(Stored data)

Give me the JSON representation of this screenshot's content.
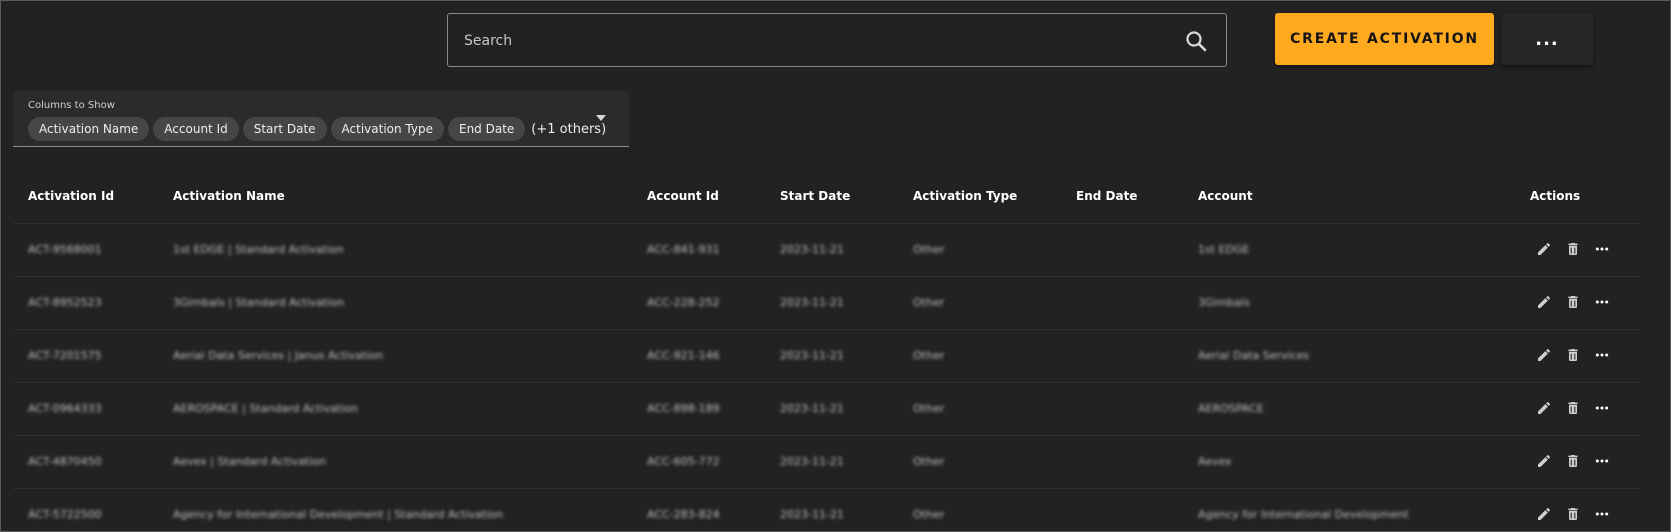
{
  "search": {
    "placeholder": "Search"
  },
  "toolbar": {
    "create_label": "CREATE ACTIVATION",
    "more_label": "..."
  },
  "columns_selector": {
    "label": "Columns to Show",
    "chips": [
      "Activation Name",
      "Account Id",
      "Start Date",
      "Activation Type",
      "End Date"
    ],
    "others_label": "(+1 others)"
  },
  "table": {
    "headers": [
      "Activation Id",
      "Activation Name",
      "Account Id",
      "Start Date",
      "Activation Type",
      "End Date",
      "Account",
      "Actions"
    ],
    "rows": [
      {
        "id": "ACT-9568001",
        "name": "1st EDGE | Standard Activation",
        "account_id": "ACC-841-931",
        "start": "2023-11-21",
        "type": "Other",
        "end": "",
        "account": "1st EDGE"
      },
      {
        "id": "ACT-8952523",
        "name": "3Gimbals | Standard Activation",
        "account_id": "ACC-228-252",
        "start": "2023-11-21",
        "type": "Other",
        "end": "",
        "account": "3Gimbals"
      },
      {
        "id": "ACT-7201575",
        "name": "Aerial Data Services | Janus Activation",
        "account_id": "ACC-921-146",
        "start": "2023-11-21",
        "type": "Other",
        "end": "",
        "account": "Aerial Data Services"
      },
      {
        "id": "ACT-0964333",
        "name": "AEROSPACE | Standard Activation",
        "account_id": "ACC-898-189",
        "start": "2023-11-21",
        "type": "Other",
        "end": "",
        "account": "AEROSPACE"
      },
      {
        "id": "ACT-4870450",
        "name": "Aevex | Standard Activation",
        "account_id": "ACC-605-772",
        "start": "2023-11-21",
        "type": "Other",
        "end": "",
        "account": "Aevex"
      },
      {
        "id": "ACT-5722500",
        "name": "Agency for International Development | Standard Activation",
        "account_id": "ACC-283-824",
        "start": "2023-11-21",
        "type": "Other",
        "end": "",
        "account": "Agency for International Development"
      }
    ]
  },
  "icons": {
    "search": "search-icon",
    "edit": "pencil-icon",
    "delete": "trash-icon",
    "more": "more-horizontal-icon",
    "dropdown": "chevron-down-icon"
  },
  "colors": {
    "background": "#222222",
    "accent": "#ffa91f",
    "chip": "#464646"
  }
}
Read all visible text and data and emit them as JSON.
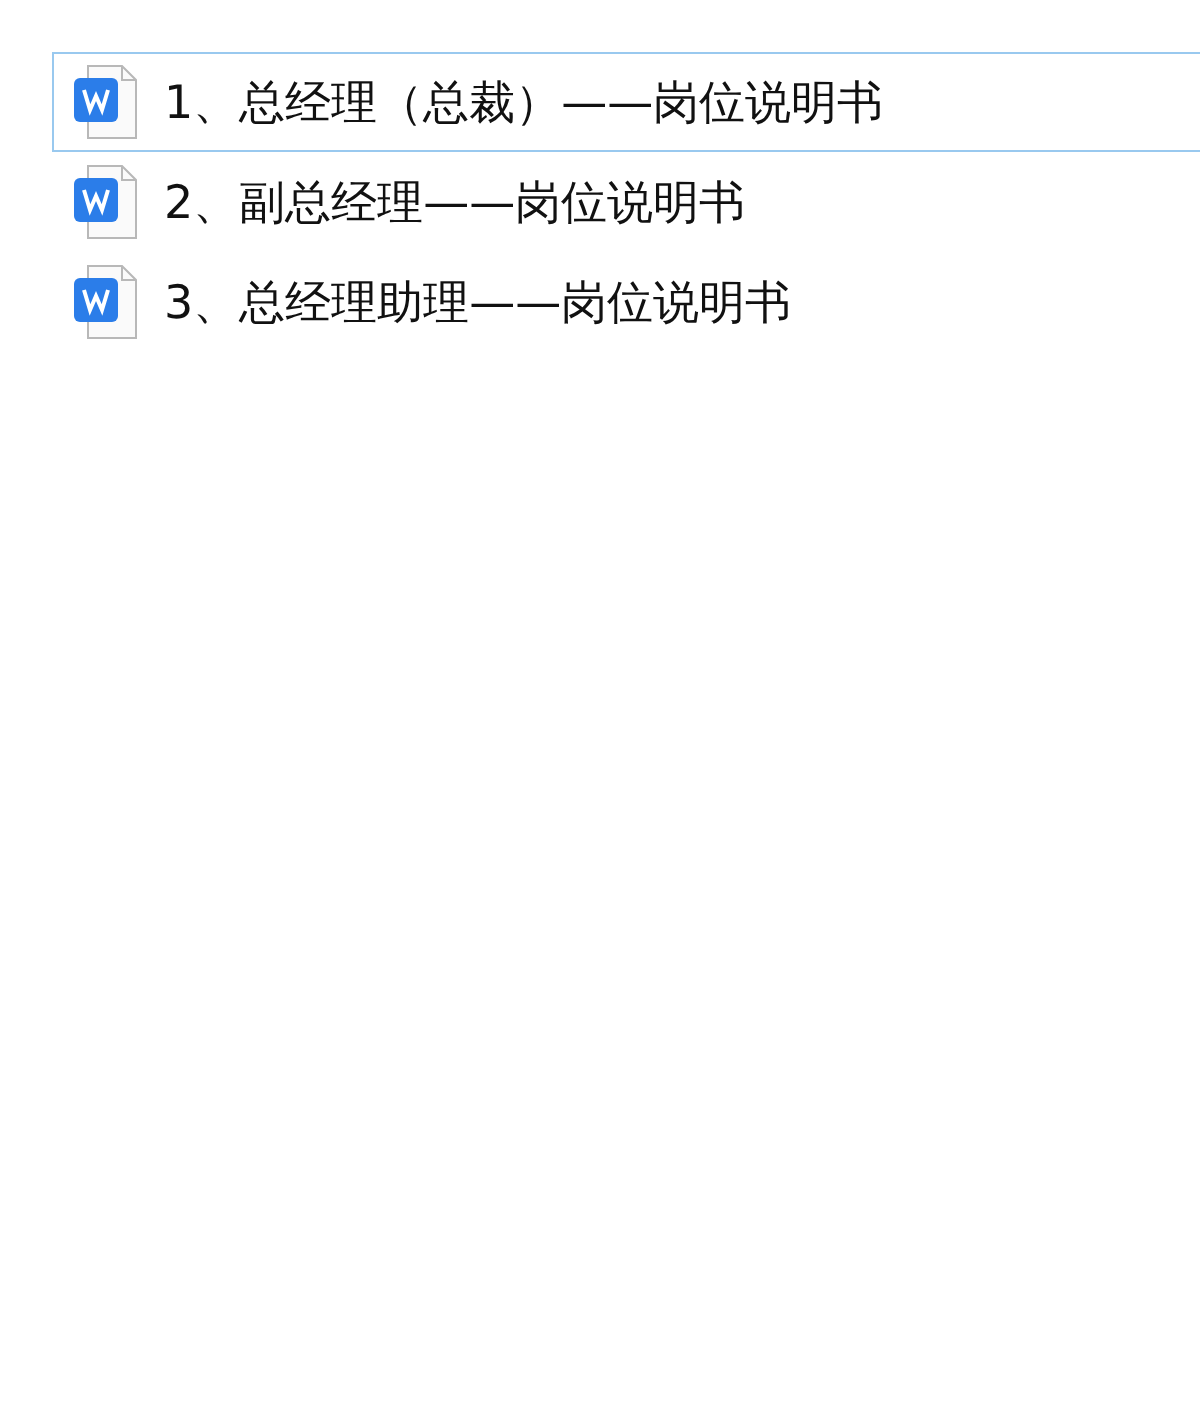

▸ PROBLEM REQUIREMENTS: Quote the records in their entirety, keeping the wording exact and excluding pictures.

▸ FINAL RESULT:
Give me the JSON representation of this screenshot's content.
{
  "search": {
    "placeholder": "Search"
  },
  "toolbar": {
    "create_label": "CREATE ACTIVATION",
    "more_label": "..."
  },
  "columns_selector": {
    "label": "Columns to Show",
    "chips": [
      "Activation Name",
      "Account Id",
      "Start Date",
      "Activation Type",
      "End Date"
    ],
    "others_label": "(+1 others)"
  },
  "table": {
    "headers": [
      "Activation Id",
      "Activation Name",
      "Account Id",
      "Start Date",
      "Activation Type",
      "End Date",
      "Account",
      "Actions"
    ],
    "rows": [
      {
        "id": "ACT-9568001",
        "name": "1st EDGE | Standard Activation",
        "account_id": "ACC-841-931",
        "start": "2023-11-21",
        "type": "Other",
        "end": "",
        "account": "1st EDGE"
      },
      {
        "id": "ACT-8952523",
        "name": "3Gimbals | Standard Activation",
        "account_id": "ACC-228-252",
        "start": "2023-11-21",
        "type": "Other",
        "end": "",
        "account": "3Gimbals"
      },
      {
        "id": "ACT-7201575",
        "name": "Aerial Data Services | Janus Activation",
        "account_id": "ACC-921-146",
        "start": "2023-11-21",
        "type": "Other",
        "end": "",
        "account": "Aerial Data Services"
      },
      {
        "id": "ACT-0964333",
        "name": "AEROSPACE | Standard Activation",
        "account_id": "ACC-898-189",
        "start": "2023-11-21",
        "type": "Other",
        "end": "",
        "account": "AEROSPACE"
      },
      {
        "id": "ACT-4870450",
        "name": "Aevex | Standard Activation",
        "account_id": "ACC-605-772",
        "start": "2023-11-21",
        "type": "Other",
        "end": "",
        "account": "Aevex"
      },
      {
        "id": "ACT-5722500",
        "name": "Agency for International Development | Standard Activation",
        "account_id": "ACC-283-824",
        "start": "2023-11-21",
        "type": "Other",
        "end": "",
        "account": "Agency for International Development"
      }
    ]
  },
  "icons": {
    "search": "search-icon",
    "edit": "pencil-icon",
    "delete": "trash-icon",
    "more": "more-horizontal-icon",
    "dropdown": "chevron-down-icon"
  },
  "colors": {
    "background": "#222222",
    "accent": "#ffa91f",
    "chip": "#464646"
  }
}
Read all visible text and data and emit them as JSON.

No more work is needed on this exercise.